** START OF RECORDS SUPPLIED **
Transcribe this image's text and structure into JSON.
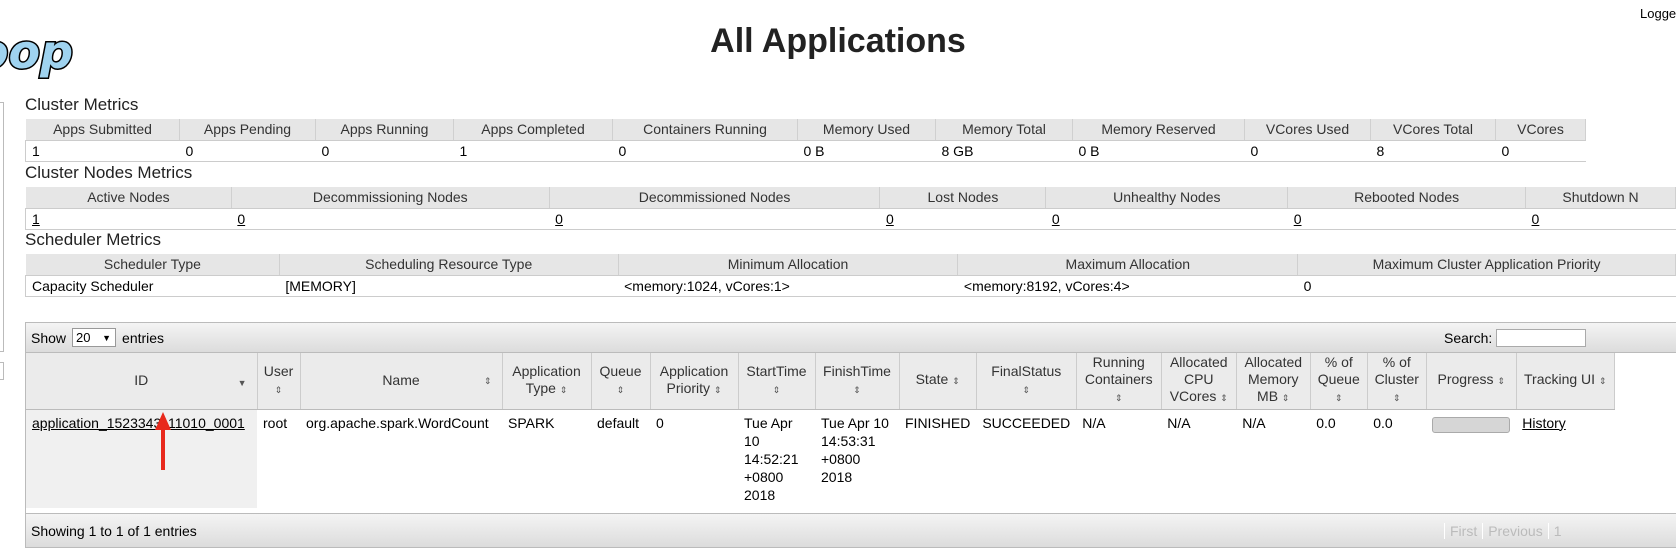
{
  "header": {
    "logo_text": "doop",
    "title": "All Applications",
    "logged_in": "Logge"
  },
  "cluster_metrics": {
    "title": "Cluster Metrics",
    "headers": [
      "Apps Submitted",
      "Apps Pending",
      "Apps Running",
      "Apps Completed",
      "Containers Running",
      "Memory Used",
      "Memory Total",
      "Memory Reserved",
      "VCores Used",
      "VCores Total",
      "VCores"
    ],
    "values": [
      "1",
      "0",
      "0",
      "1",
      "0",
      "0 B",
      "8 GB",
      "0 B",
      "0",
      "8",
      "0"
    ]
  },
  "cluster_nodes_metrics": {
    "title": "Cluster Nodes Metrics",
    "headers": [
      "Active Nodes",
      "Decommissioning Nodes",
      "Decommissioned Nodes",
      "Lost Nodes",
      "Unhealthy Nodes",
      "Rebooted Nodes",
      "Shutdown N"
    ],
    "values": [
      "1",
      "0",
      "0",
      "0",
      "0",
      "0",
      "0"
    ]
  },
  "scheduler_metrics": {
    "title": "Scheduler Metrics",
    "headers": [
      "Scheduler Type",
      "Scheduling Resource Type",
      "Minimum Allocation",
      "Maximum Allocation",
      "Maximum Cluster Application Priority"
    ],
    "values": [
      "Capacity Scheduler",
      "[MEMORY]",
      "<memory:1024, vCores:1>",
      "<memory:8192, vCores:4>",
      "0"
    ]
  },
  "apps_table": {
    "show_label": "Show",
    "entries_value": "20",
    "entries_label": "entries",
    "search_label": "Search:",
    "columns": [
      "ID",
      "User",
      "Name",
      "Application Type",
      "Queue",
      "Application Priority",
      "StartTime",
      "FinishTime",
      "State",
      "FinalStatus",
      "Running Containers",
      "Allocated CPU VCores",
      "Allocated Memory MB",
      "% of Queue",
      "% of Cluster",
      "Progress",
      "Tracking UI"
    ],
    "row": {
      "id": "application_1523343111010_0001",
      "user": "root",
      "name": "org.apache.spark.WordCount",
      "type": "SPARK",
      "queue": "default",
      "priority": "0",
      "start": "Tue Apr 10 14:52:21 +0800 2018",
      "finish": "Tue Apr 10 14:53:31 +0800 2018",
      "state": "FINISHED",
      "final_status": "SUCCEEDED",
      "running_containers": "N/A",
      "cpu_vcores": "N/A",
      "memory_mb": "N/A",
      "pct_queue": "0.0",
      "pct_cluster": "0.0",
      "tracking": "History"
    },
    "footer": "Showing 1 to 1 of 1 entries",
    "pager": [
      "First",
      "Previous",
      "1"
    ]
  },
  "colors": {
    "arrow": "#e8291c",
    "logo_fill": "#9fd3f0"
  }
}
** END OF RECORDS SUPPLIED **
Repeat all of the records verbatim, leaving out the pictures.

_SOLUTION_.
Transcribe this image's text and structure into JSON.
{
  "header": {
    "logo_text": "doop",
    "title": "All Applications",
    "logged_in": "Logge"
  },
  "cluster_metrics": {
    "title": "Cluster Metrics",
    "headers": [
      "Apps Submitted",
      "Apps Pending",
      "Apps Running",
      "Apps Completed",
      "Containers Running",
      "Memory Used",
      "Memory Total",
      "Memory Reserved",
      "VCores Used",
      "VCores Total",
      "VCores"
    ],
    "values": [
      "1",
      "0",
      "0",
      "1",
      "0",
      "0 B",
      "8 GB",
      "0 B",
      "0",
      "8",
      "0"
    ]
  },
  "cluster_nodes_metrics": {
    "title": "Cluster Nodes Metrics",
    "headers": [
      "Active Nodes",
      "Decommissioning Nodes",
      "Decommissioned Nodes",
      "Lost Nodes",
      "Unhealthy Nodes",
      "Rebooted Nodes",
      "Shutdown N"
    ],
    "values": [
      "1",
      "0",
      "0",
      "0",
      "0",
      "0",
      "0"
    ]
  },
  "scheduler_metrics": {
    "title": "Scheduler Metrics",
    "headers": [
      "Scheduler Type",
      "Scheduling Resource Type",
      "Minimum Allocation",
      "Maximum Allocation",
      "Maximum Cluster Application Priority"
    ],
    "values": [
      "Capacity Scheduler",
      "[MEMORY]",
      "<memory:1024, vCores:1>",
      "<memory:8192, vCores:4>",
      "0"
    ]
  },
  "apps_table": {
    "show_label": "Show",
    "entries_value": "20",
    "entries_label": "entries",
    "search_label": "Search:",
    "columns": [
      "ID",
      "User",
      "Name",
      "Application Type",
      "Queue",
      "Application Priority",
      "StartTime",
      "FinishTime",
      "State",
      "FinalStatus",
      "Running Containers",
      "Allocated CPU VCores",
      "Allocated Memory MB",
      "% of Queue",
      "% of Cluster",
      "Progress",
      "Tracking UI"
    ],
    "row": {
      "id": "application_1523343111010_0001",
      "user": "root",
      "name": "org.apache.spark.WordCount",
      "type": "SPARK",
      "queue": "default",
      "priority": "0",
      "start": "Tue Apr 10 14:52:21 +0800 2018",
      "finish": "Tue Apr 10 14:53:31 +0800 2018",
      "state": "FINISHED",
      "final_status": "SUCCEEDED",
      "running_containers": "N/A",
      "cpu_vcores": "N/A",
      "memory_mb": "N/A",
      "pct_queue": "0.0",
      "pct_cluster": "0.0",
      "tracking": "History"
    },
    "footer": "Showing 1 to 1 of 1 entries",
    "pager": [
      "First",
      "Previous",
      "1"
    ]
  },
  "colors": {
    "arrow": "#e8291c",
    "logo_fill": "#9fd3f0"
  }
}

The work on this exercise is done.